Required task: Rewrite the lines from the start of the entries through the line containing "slider-track-lower: [85, 920, 89, 1238]", inclusive, as a numbered list, and leave out any blank lines.

Data records:
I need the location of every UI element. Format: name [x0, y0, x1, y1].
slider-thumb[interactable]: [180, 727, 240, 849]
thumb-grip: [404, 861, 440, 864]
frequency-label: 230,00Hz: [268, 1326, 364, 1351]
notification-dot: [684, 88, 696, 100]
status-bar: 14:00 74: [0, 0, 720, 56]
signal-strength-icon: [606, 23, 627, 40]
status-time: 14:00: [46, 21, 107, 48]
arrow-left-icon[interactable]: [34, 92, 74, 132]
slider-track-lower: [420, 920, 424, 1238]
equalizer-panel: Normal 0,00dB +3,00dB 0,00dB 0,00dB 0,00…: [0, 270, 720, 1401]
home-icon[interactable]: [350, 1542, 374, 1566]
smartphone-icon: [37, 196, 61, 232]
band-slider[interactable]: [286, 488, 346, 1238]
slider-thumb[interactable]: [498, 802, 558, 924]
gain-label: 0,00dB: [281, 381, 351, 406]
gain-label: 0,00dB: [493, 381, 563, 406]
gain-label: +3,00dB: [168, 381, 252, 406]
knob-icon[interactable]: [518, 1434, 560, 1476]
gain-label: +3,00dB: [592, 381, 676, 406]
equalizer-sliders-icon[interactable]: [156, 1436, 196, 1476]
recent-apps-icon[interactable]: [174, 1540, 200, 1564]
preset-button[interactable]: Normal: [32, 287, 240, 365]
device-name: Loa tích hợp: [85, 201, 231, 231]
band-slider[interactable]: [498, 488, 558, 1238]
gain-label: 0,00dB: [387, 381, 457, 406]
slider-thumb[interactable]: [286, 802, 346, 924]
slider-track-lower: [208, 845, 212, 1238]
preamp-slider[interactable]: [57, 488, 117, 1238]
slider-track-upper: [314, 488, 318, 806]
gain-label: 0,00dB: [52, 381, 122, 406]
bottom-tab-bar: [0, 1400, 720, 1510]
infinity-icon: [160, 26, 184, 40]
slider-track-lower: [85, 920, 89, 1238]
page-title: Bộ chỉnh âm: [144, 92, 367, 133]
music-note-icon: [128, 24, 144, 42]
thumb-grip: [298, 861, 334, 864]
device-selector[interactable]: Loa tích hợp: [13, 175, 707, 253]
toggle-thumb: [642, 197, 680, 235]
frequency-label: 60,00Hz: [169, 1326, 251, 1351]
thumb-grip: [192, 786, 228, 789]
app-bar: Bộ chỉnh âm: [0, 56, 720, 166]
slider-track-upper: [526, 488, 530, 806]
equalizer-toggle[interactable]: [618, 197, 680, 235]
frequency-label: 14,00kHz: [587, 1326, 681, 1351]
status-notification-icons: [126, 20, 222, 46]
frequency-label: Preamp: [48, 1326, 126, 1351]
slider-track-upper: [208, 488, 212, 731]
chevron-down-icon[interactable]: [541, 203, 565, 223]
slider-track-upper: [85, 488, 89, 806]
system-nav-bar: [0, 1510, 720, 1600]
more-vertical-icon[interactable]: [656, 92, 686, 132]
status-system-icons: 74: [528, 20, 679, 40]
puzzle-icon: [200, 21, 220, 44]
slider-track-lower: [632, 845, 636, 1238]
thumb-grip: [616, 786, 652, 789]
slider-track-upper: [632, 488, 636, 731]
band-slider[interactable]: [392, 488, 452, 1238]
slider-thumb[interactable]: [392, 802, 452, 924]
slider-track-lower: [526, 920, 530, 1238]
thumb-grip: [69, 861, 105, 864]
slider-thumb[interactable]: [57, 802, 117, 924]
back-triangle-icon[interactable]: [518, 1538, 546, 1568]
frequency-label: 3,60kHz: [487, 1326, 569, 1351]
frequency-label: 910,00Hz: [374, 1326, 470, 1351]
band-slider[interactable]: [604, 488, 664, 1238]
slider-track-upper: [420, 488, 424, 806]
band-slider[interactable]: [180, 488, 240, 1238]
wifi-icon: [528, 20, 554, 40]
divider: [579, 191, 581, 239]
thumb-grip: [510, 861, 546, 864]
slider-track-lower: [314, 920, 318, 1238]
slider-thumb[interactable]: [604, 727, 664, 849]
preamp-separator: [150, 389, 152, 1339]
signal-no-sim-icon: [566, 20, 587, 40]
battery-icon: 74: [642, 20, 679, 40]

Written response:
1. I need the location of every UI element. Format: name [x0, y0, x1, y1].
2. slider-thumb[interactable]: [180, 727, 240, 849]
3. thumb-grip: [404, 861, 440, 864]
4. frequency-label: 230,00Hz: [268, 1326, 364, 1351]
5. notification-dot: [684, 88, 696, 100]
6. status-bar: 14:00 74: [0, 0, 720, 56]
7. signal-strength-icon: [606, 23, 627, 40]
8. status-time: 14:00: [46, 21, 107, 48]
9. arrow-left-icon[interactable]: [34, 92, 74, 132]
10. slider-track-lower: [420, 920, 424, 1238]
11. equalizer-panel: Normal 0,00dB +3,00dB 0,00dB 0,00dB 0,00…: [0, 270, 720, 1401]
12. home-icon[interactable]: [350, 1542, 374, 1566]
13. smartphone-icon: [37, 196, 61, 232]
14. band-slider[interactable]: [286, 488, 346, 1238]
15. slider-thumb[interactable]: [498, 802, 558, 924]
16. gain-label: 0,00dB: [281, 381, 351, 406]
17. gain-label: 0,00dB: [493, 381, 563, 406]
18. gain-label: +3,00dB: [168, 381, 252, 406]
19. knob-icon[interactable]: [518, 1434, 560, 1476]
20. gain-label: +3,00dB: [592, 381, 676, 406]
21. equalizer-sliders-icon[interactable]: [156, 1436, 196, 1476]
22. recent-apps-icon[interactable]: [174, 1540, 200, 1564]
23. preset-button[interactable]: Normal: [32, 287, 240, 365]
24. device-name: Loa tích hợp: [85, 201, 231, 231]
25. band-slider[interactable]: [498, 488, 558, 1238]
26. gain-label: 0,00dB: [387, 381, 457, 406]
27. slider-thumb[interactable]: [286, 802, 346, 924]
28. slider-track-lower: [208, 845, 212, 1238]
29. preamp-slider[interactable]: [57, 488, 117, 1238]
30. slider-track-upper: [314, 488, 318, 806]
31. gain-label: 0,00dB: [52, 381, 122, 406]
32. bottom-tab-bar: [0, 1400, 720, 1510]
33. infinity-icon: [160, 26, 184, 40]
34. slider-track-lower: [85, 920, 89, 1238]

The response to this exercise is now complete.